Records from a data collection
◆ ◆ ◆ ◆ ◆ ◆ ◆

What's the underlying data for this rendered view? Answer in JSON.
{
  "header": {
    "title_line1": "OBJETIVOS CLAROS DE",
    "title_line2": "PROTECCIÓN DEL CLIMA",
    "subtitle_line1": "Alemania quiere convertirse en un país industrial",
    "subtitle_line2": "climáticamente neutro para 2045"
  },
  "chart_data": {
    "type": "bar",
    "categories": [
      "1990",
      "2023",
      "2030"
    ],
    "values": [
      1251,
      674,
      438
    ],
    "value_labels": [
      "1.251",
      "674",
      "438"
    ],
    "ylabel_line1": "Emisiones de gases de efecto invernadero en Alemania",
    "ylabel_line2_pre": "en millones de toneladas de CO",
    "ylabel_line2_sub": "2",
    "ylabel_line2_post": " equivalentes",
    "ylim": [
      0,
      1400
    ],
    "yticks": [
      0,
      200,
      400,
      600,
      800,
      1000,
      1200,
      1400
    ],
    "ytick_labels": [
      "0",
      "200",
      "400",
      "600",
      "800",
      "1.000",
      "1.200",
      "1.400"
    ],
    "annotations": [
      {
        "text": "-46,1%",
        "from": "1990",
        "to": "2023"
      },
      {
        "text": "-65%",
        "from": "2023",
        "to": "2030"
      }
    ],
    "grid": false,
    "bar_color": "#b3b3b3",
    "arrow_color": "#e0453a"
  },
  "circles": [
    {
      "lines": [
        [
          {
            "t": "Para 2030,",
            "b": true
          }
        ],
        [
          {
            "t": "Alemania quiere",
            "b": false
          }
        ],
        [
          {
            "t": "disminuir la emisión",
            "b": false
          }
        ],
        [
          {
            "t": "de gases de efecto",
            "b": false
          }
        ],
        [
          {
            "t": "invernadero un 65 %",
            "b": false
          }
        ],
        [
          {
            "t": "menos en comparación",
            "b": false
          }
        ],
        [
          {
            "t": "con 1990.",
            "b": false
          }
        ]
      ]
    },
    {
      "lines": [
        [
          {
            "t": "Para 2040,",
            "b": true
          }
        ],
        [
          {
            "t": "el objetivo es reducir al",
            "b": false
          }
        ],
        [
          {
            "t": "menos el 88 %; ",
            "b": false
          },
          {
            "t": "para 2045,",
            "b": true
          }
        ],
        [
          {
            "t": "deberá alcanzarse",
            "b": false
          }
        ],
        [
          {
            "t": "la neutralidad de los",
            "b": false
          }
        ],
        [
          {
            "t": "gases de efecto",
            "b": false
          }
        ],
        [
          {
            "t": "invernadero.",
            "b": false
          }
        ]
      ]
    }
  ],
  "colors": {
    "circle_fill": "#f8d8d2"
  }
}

◆ ◆ ◆ ◆ ◆ ◆ ◆

WRITTEN PROBLEM: Reproduce the entries above in full by retyping them exactly.

SOLVED PROBLEM:
What's the underlying data for this rendered view? Answer in JSON.
{
  "header": {
    "title_line1": "OBJETIVOS CLAROS DE",
    "title_line2": "PROTECCIÓN DEL CLIMA",
    "subtitle_line1": "Alemania quiere convertirse en un país industrial",
    "subtitle_line2": "climáticamente neutro para 2045"
  },
  "chart_data": {
    "type": "bar",
    "categories": [
      "1990",
      "2023",
      "2030"
    ],
    "values": [
      1251,
      674,
      438
    ],
    "value_labels": [
      "1.251",
      "674",
      "438"
    ],
    "ylabel_line1": "Emisiones de gases de efecto invernadero en Alemania",
    "ylabel_line2_pre": "en millones de toneladas de CO",
    "ylabel_line2_sub": "2",
    "ylabel_line2_post": " equivalentes",
    "ylim": [
      0,
      1400
    ],
    "yticks": [
      0,
      200,
      400,
      600,
      800,
      1000,
      1200,
      1400
    ],
    "ytick_labels": [
      "0",
      "200",
      "400",
      "600",
      "800",
      "1.000",
      "1.200",
      "1.400"
    ],
    "annotations": [
      {
        "text": "-46,1%",
        "from": "1990",
        "to": "2023"
      },
      {
        "text": "-65%",
        "from": "2023",
        "to": "2030"
      }
    ],
    "grid": false,
    "bar_color": "#b3b3b3",
    "arrow_color": "#e0453a"
  },
  "circles": [
    {
      "lines": [
        [
          {
            "t": "Para 2030,",
            "b": true
          }
        ],
        [
          {
            "t": "Alemania quiere",
            "b": false
          }
        ],
        [
          {
            "t": "disminuir la emisión",
            "b": false
          }
        ],
        [
          {
            "t": "de gases de efecto",
            "b": false
          }
        ],
        [
          {
            "t": "invernadero un 65 %",
            "b": false
          }
        ],
        [
          {
            "t": "menos en comparación",
            "b": false
          }
        ],
        [
          {
            "t": "con 1990.",
            "b": false
          }
        ]
      ]
    },
    {
      "lines": [
        [
          {
            "t": "Para 2040,",
            "b": true
          }
        ],
        [
          {
            "t": "el objetivo es reducir al",
            "b": false
          }
        ],
        [
          {
            "t": "menos el 88 %; ",
            "b": false
          },
          {
            "t": "para 2045,",
            "b": true
          }
        ],
        [
          {
            "t": "deberá alcanzarse",
            "b": false
          }
        ],
        [
          {
            "t": "la neutralidad de los",
            "b": false
          }
        ],
        [
          {
            "t": "gases de efecto",
            "b": false
          }
        ],
        [
          {
            "t": "invernadero.",
            "b": false
          }
        ]
      ]
    }
  ],
  "colors": {
    "circle_fill": "#f8d8d2"
  }
}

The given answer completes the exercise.